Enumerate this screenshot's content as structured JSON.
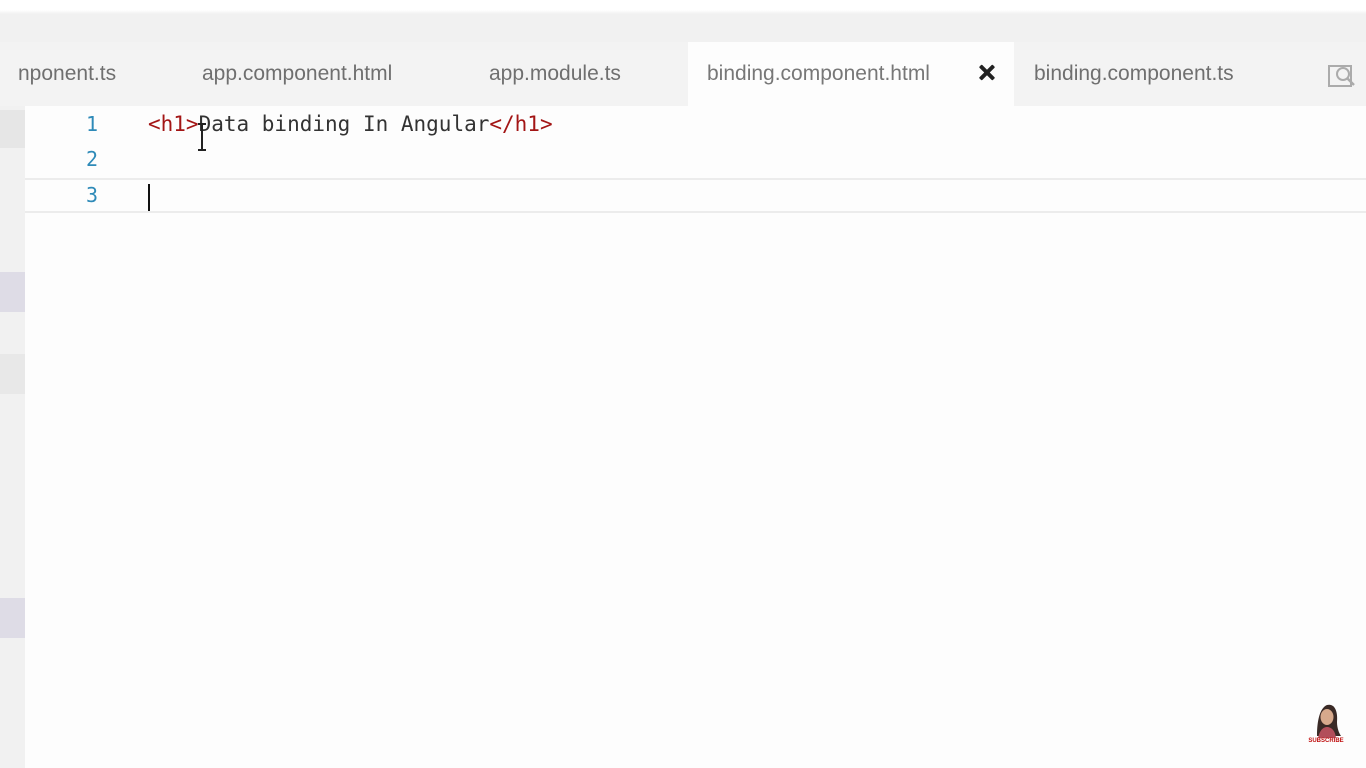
{
  "tabs": [
    {
      "label": "nponent.ts"
    },
    {
      "label": "app.component.html"
    },
    {
      "label": "app.module.ts"
    },
    {
      "label": "binding.component.html",
      "active": true
    },
    {
      "label": "binding.component.ts"
    }
  ],
  "editor": {
    "lines": [
      {
        "number": "1",
        "open_tag": "<h1>",
        "text": "Data binding In Angular",
        "close_tag": "</h1>"
      },
      {
        "number": "2"
      },
      {
        "number": "3"
      }
    ]
  },
  "icons": {
    "close": "close-icon",
    "split_editor": "split-editor-icon",
    "text_cursor": "text-cursor-icon",
    "subscribe_avatar": "subscribe-avatar-icon"
  },
  "watermark": {
    "subscribe_label": "SUBSCRIBE"
  },
  "colors": {
    "line_number": "#2e8ab8",
    "tag": "#a31515",
    "text": "#333333",
    "active_tab": "#fdfdfd",
    "tabbar": "#f3f3f3"
  }
}
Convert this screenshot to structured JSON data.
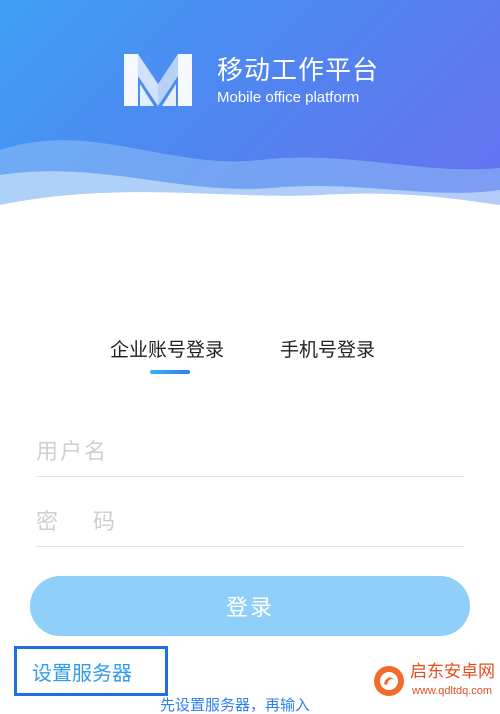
{
  "header": {
    "title": "移动工作平台",
    "subtitle": "Mobile office platform",
    "logo_icon": "m-logo-icon"
  },
  "tabs": [
    {
      "label": "企业账号登录",
      "active": true
    },
    {
      "label": "手机号登录",
      "active": false
    }
  ],
  "form": {
    "username_placeholder": "用户名",
    "username_value": "",
    "password_placeholder": "密 码",
    "password_value": "",
    "login_label": "登录"
  },
  "footer": {
    "server_link": "设置服务器",
    "hint": "先设置服务器，再输入"
  },
  "watermark": {
    "name": "启东安卓网",
    "url": "www.qdltdq.com"
  },
  "colors": {
    "accent": "#2f9cf0",
    "button": "#90cff9",
    "highlight_box": "#1f6fe0",
    "watermark": "#e54d1e"
  }
}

DIRECTIVE ::
Each line that contains the string "text" counts once; report how many such lines the entries have, giving only the number.

WRITTEN REPLY ::
3